Stated goal
Where the data below has the string "Automático", return the whole line.

Listed entries
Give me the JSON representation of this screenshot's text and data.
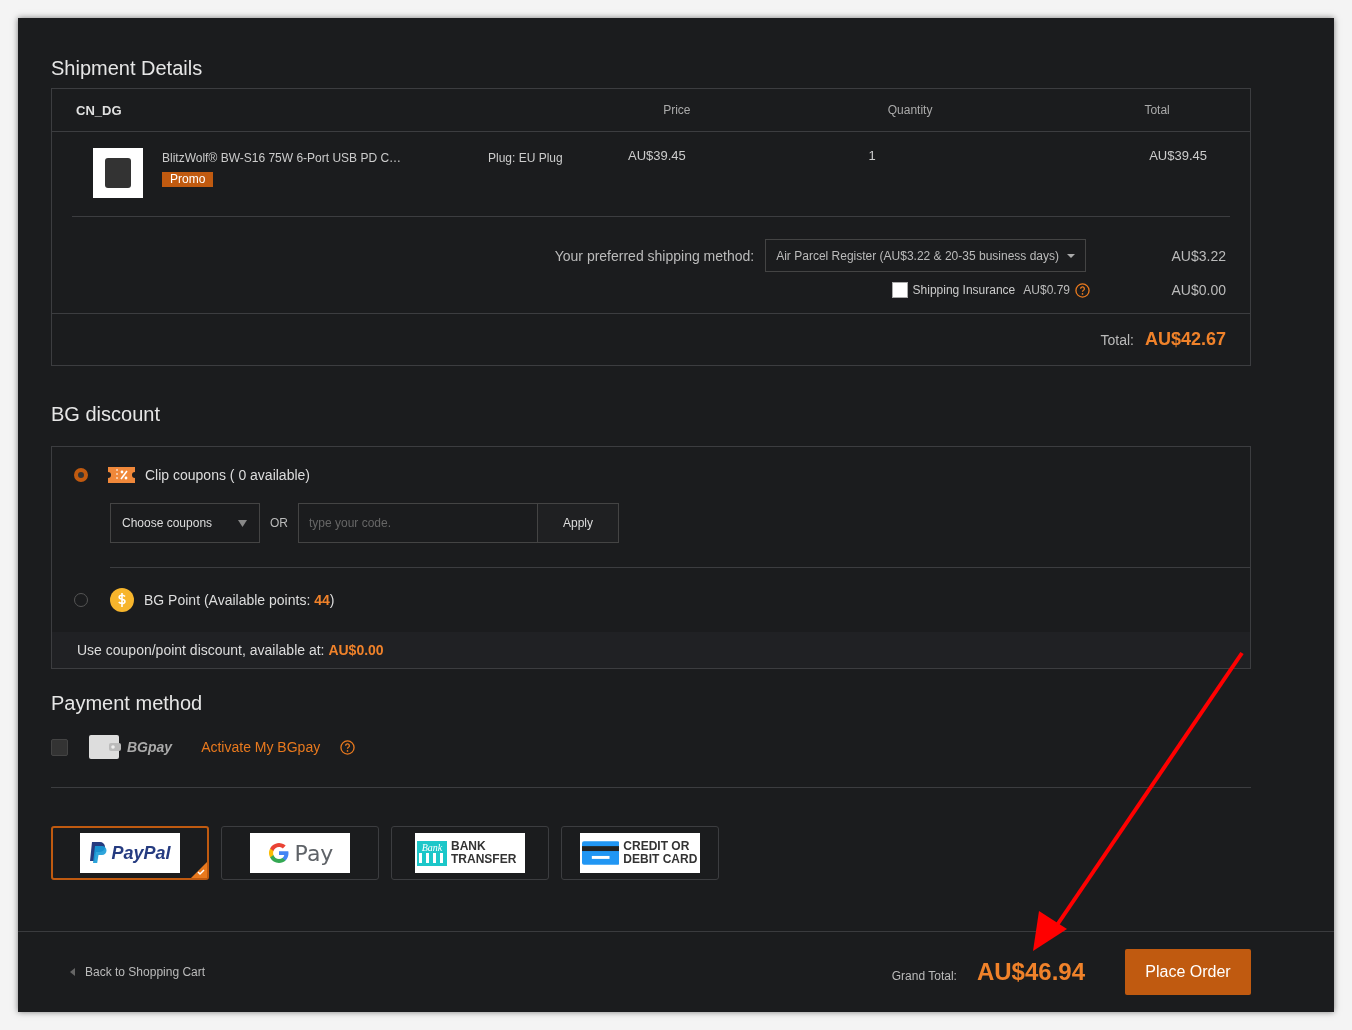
{
  "shipment": {
    "title": "Shipment Details",
    "warehouse": "CN_DG",
    "columns": [
      "Price",
      "Quantity",
      "Total"
    ],
    "items": [
      {
        "name": "BlitzWolf® BW-S16 75W 6-Port USB PD C…",
        "badge": "Promo",
        "option": "Plug: EU Plug",
        "price": "AU$39.45",
        "quantity": "1",
        "total": "AU$39.45"
      }
    ],
    "shipping_label": "Your preferred shipping method:",
    "shipping_method": "Air Parcel Register (AU$3.22 & 20-35 business days)",
    "shipping_cost": "AU$3.22",
    "insurance": {
      "label": "Shipping Insurance",
      "price": "AU$0.79",
      "checked": false,
      "amount": "AU$0.00"
    },
    "total_label": "Total:",
    "total": "AU$42.67"
  },
  "discount": {
    "title": "BG discount",
    "options": [
      {
        "kind": "coupon",
        "label": "Clip coupons ( 0 available)",
        "selected": true
      },
      {
        "kind": "points",
        "label": "BG Point (Available points: **44**)",
        "selected": false
      }
    ],
    "coupon_select": "Choose coupons",
    "or": "OR",
    "code_placeholder": "type your code.",
    "apply": "Apply",
    "note": "Use coupon/point discount, available at: **AU$0.00**"
  },
  "payment": {
    "title": "Payment method",
    "bgpay": {
      "checked": false,
      "logo": "BGpay",
      "link": "Activate My BGpay"
    },
    "methods": [
      {
        "kind": "paypal",
        "logo": "PayPal",
        "selected": true
      },
      {
        "kind": "gpay",
        "logo": "Pay",
        "selected": false
      },
      {
        "kind": "bank",
        "badge": "Bank",
        "logo": "BANK TRANSFER",
        "selected": false
      },
      {
        "kind": "card",
        "logo": "CREDIT OR DEBIT CARD",
        "selected": false
      }
    ]
  },
  "footer": {
    "back": "Back to Shopping Cart",
    "grand_label": "Grand Total:",
    "grand_total": "AU$46.94",
    "place_order": "Place Order"
  }
}
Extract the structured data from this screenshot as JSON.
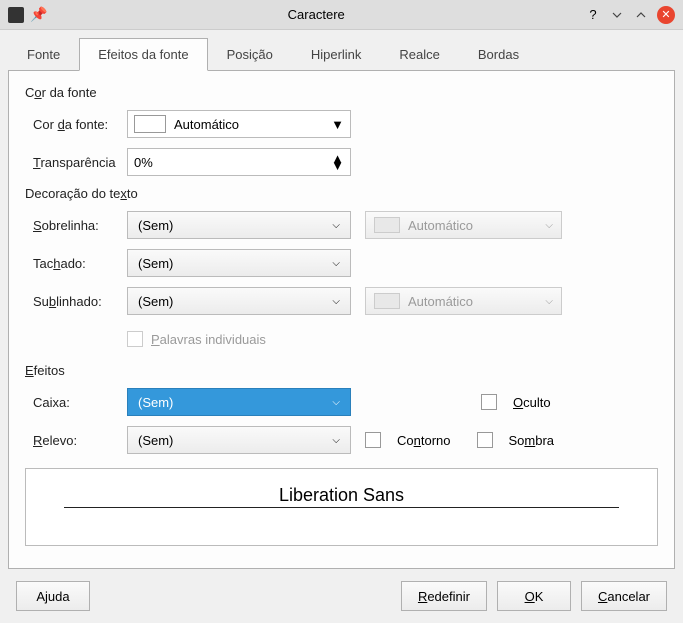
{
  "window": {
    "title": "Caractere"
  },
  "tabs": [
    "Fonte",
    "Efeitos da fonte",
    "Posição",
    "Hiperlink",
    "Realce",
    "Bordas"
  ],
  "sections": {
    "cor": {
      "header_pre": "C",
      "header_u": "o",
      "header_post": "r da fonte",
      "font_color_label": "Cor ",
      "font_color_u": "d",
      "font_color_post": "a fonte:",
      "font_color_value": "Automático",
      "transp_u": "T",
      "transp_post": "ransparência",
      "transp_value": "0%"
    },
    "deco": {
      "header_pre": "Decoração do te",
      "header_u": "x",
      "header_post": "to",
      "overline_u": "S",
      "overline_post": "obrelinha:",
      "overline_value": "(Sem)",
      "overline_color": "Automático",
      "strike_pre": "Tac",
      "strike_u": "h",
      "strike_post": "ado:",
      "strike_value": "(Sem)",
      "under_pre": "Su",
      "under_u": "b",
      "under_post": "linhado:",
      "under_value": "(Sem)",
      "under_color": "Automático",
      "words_u": "P",
      "words_post": "alavras individuais"
    },
    "efeitos": {
      "header_u": "E",
      "header_post": "feitos",
      "caixa_label": "Caixa:",
      "caixa_value": "(Sem)",
      "relevo_u": "R",
      "relevo_post": "elevo:",
      "relevo_value": "(Sem)",
      "oculto_u": "O",
      "oculto_post": "culto",
      "contorno_pre": "Co",
      "contorno_u": "n",
      "contorno_post": "torno",
      "sombra_pre": "So",
      "sombra_u": "m",
      "sombra_post": "bra"
    }
  },
  "preview": {
    "text": "Liberation Sans"
  },
  "buttons": {
    "help": "Ajuda",
    "help_u": "j",
    "reset": "Redefinir",
    "reset_u": "R",
    "ok": "OK",
    "ok_u": "O",
    "cancel": "Cancelar",
    "cancel_u": "C"
  }
}
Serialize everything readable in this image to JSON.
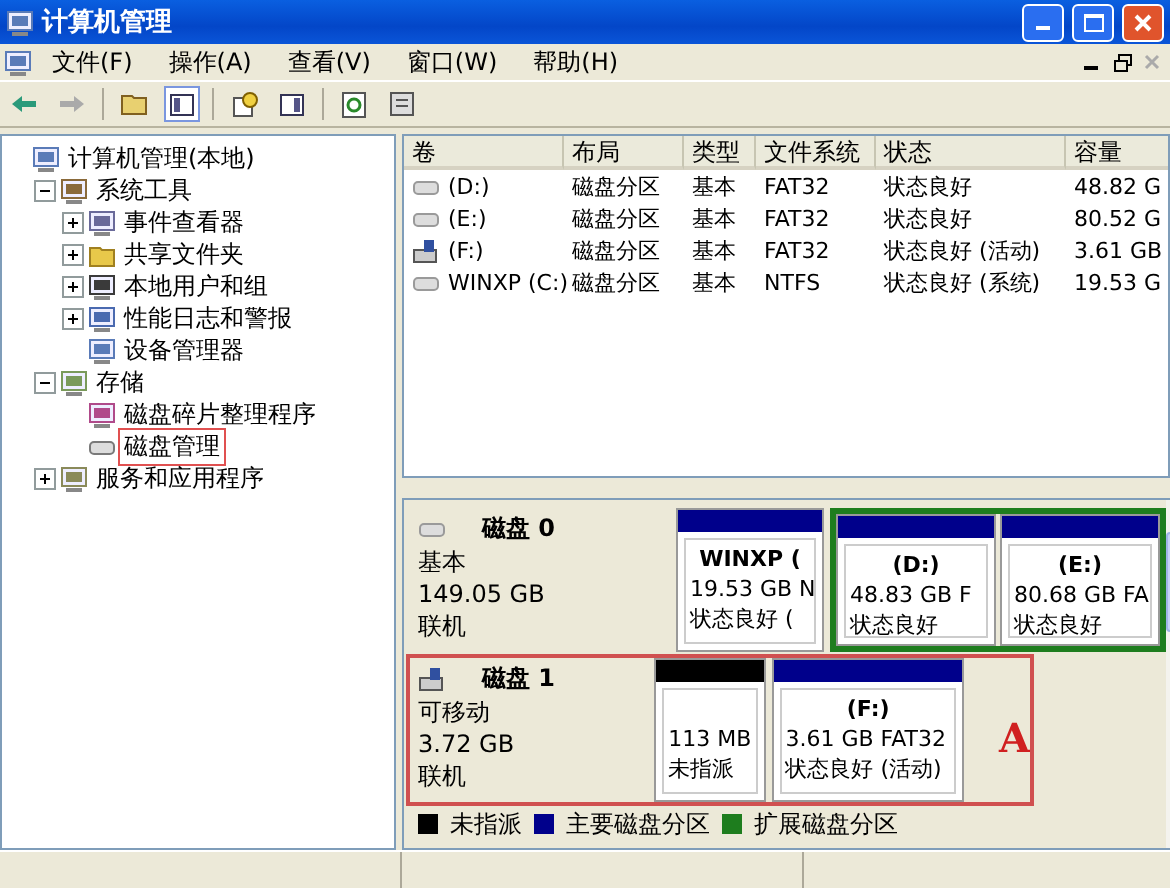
{
  "window": {
    "title": "计算机管理"
  },
  "menu": [
    "文件(F)",
    "操作(A)",
    "查看(V)",
    "窗口(W)",
    "帮助(H)"
  ],
  "tree": [
    {
      "label": "计算机管理(本地)",
      "children": [
        {
          "label": "系统工具",
          "expanded": true,
          "children": [
            {
              "label": "事件查看器",
              "expanded": false
            },
            {
              "label": "共享文件夹",
              "expanded": false
            },
            {
              "label": "本地用户和组",
              "expanded": false
            },
            {
              "label": "性能日志和警报",
              "expanded": false
            },
            {
              "label": "设备管理器"
            }
          ]
        },
        {
          "label": "存储",
          "expanded": true,
          "children": [
            {
              "label": "磁盘碎片整理程序"
            },
            {
              "label": "磁盘管理",
              "highlighted": true
            }
          ]
        },
        {
          "label": "服务和应用程序",
          "expanded": false
        }
      ]
    }
  ],
  "table": {
    "columns": [
      "卷",
      "布局",
      "类型",
      "文件系统",
      "状态",
      "容量"
    ],
    "rows": [
      {
        "kind": "fixed",
        "cells": [
          "(D:)",
          "磁盘分区",
          "基本",
          "FAT32",
          "状态良好",
          "48.82 G"
        ]
      },
      {
        "kind": "fixed",
        "cells": [
          "(E:)",
          "磁盘分区",
          "基本",
          "FAT32",
          "状态良好",
          "80.52 G"
        ]
      },
      {
        "kind": "removable",
        "cells": [
          "(F:)",
          "磁盘分区",
          "基本",
          "FAT32",
          "状态良好 (活动)",
          "3.61 GB"
        ]
      },
      {
        "kind": "fixed",
        "cells": [
          "WINXP (C:)",
          "磁盘分区",
          "基本",
          "NTFS",
          "状态良好 (系统)",
          "19.53 G"
        ]
      }
    ]
  },
  "disks": [
    {
      "name": "磁盘 0",
      "kind": "fixed",
      "type": "基本",
      "size": "149.05 GB",
      "status": "联机",
      "highlighted": false,
      "partitions": [
        {
          "kind": "primary",
          "lines": [
            "WINXP  (",
            "19.53 GB N",
            "状态良好 ("
          ]
        },
        {
          "kind": "extended",
          "children": [
            {
              "kind": "primary",
              "lines": [
                "(D:)",
                "48.83 GB F",
                "状态良好"
              ]
            },
            {
              "kind": "primary",
              "lines": [
                "(E:)",
                "80.68 GB FA",
                "状态良好"
              ]
            }
          ]
        }
      ]
    },
    {
      "name": "磁盘 1",
      "kind": "removable",
      "type": "可移动",
      "size": "3.72 GB",
      "status": "联机",
      "highlighted": true,
      "partitions": [
        {
          "kind": "unallocated",
          "lines": [
            "113 MB",
            "未指派"
          ]
        },
        {
          "kind": "primary",
          "lines": [
            "(F:)",
            "3.61 GB FAT32",
            "状态良好 (活动)"
          ]
        }
      ]
    }
  ],
  "annotation": "A",
  "legend": [
    {
      "label": "未指派",
      "color": "#000000"
    },
    {
      "label": "主要磁盘分区",
      "color": "#00008b"
    },
    {
      "label": "扩展磁盘分区",
      "color": "#1e7d1e"
    }
  ]
}
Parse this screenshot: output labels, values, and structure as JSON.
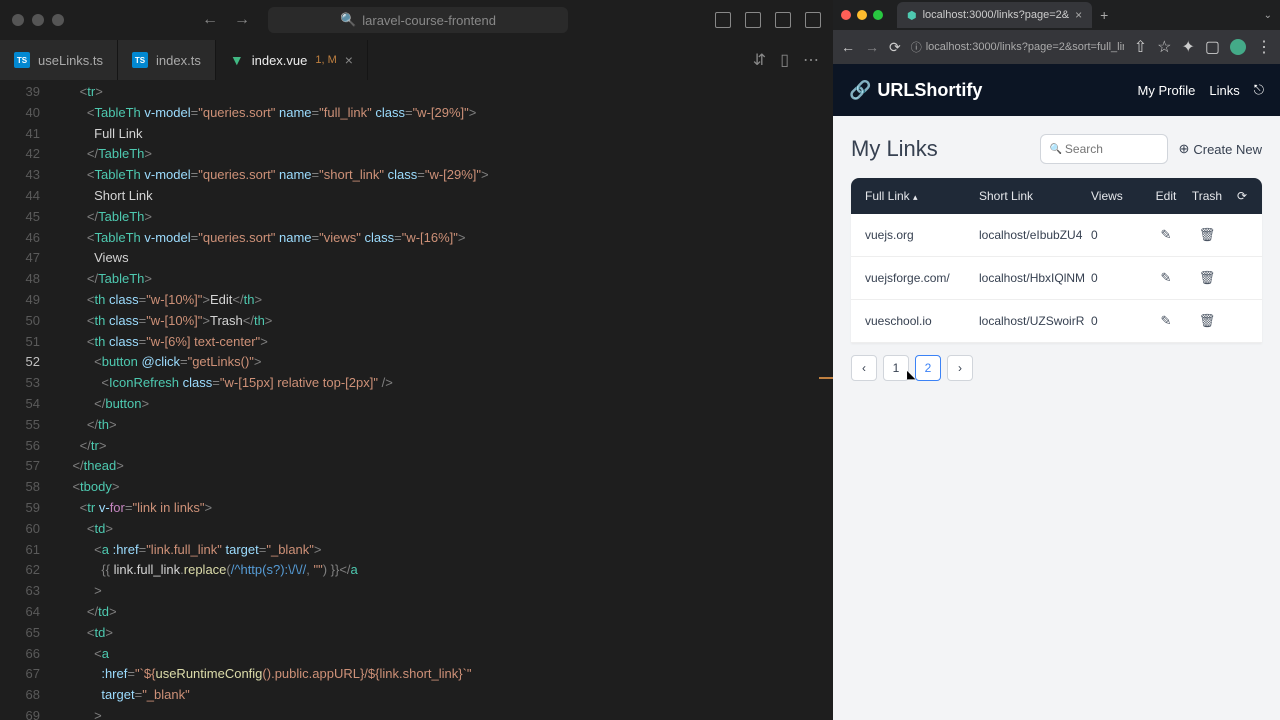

Answer below
      "font_color_value": "Automático",
      "overline_color": "Automático",
      "under_color": "Automático",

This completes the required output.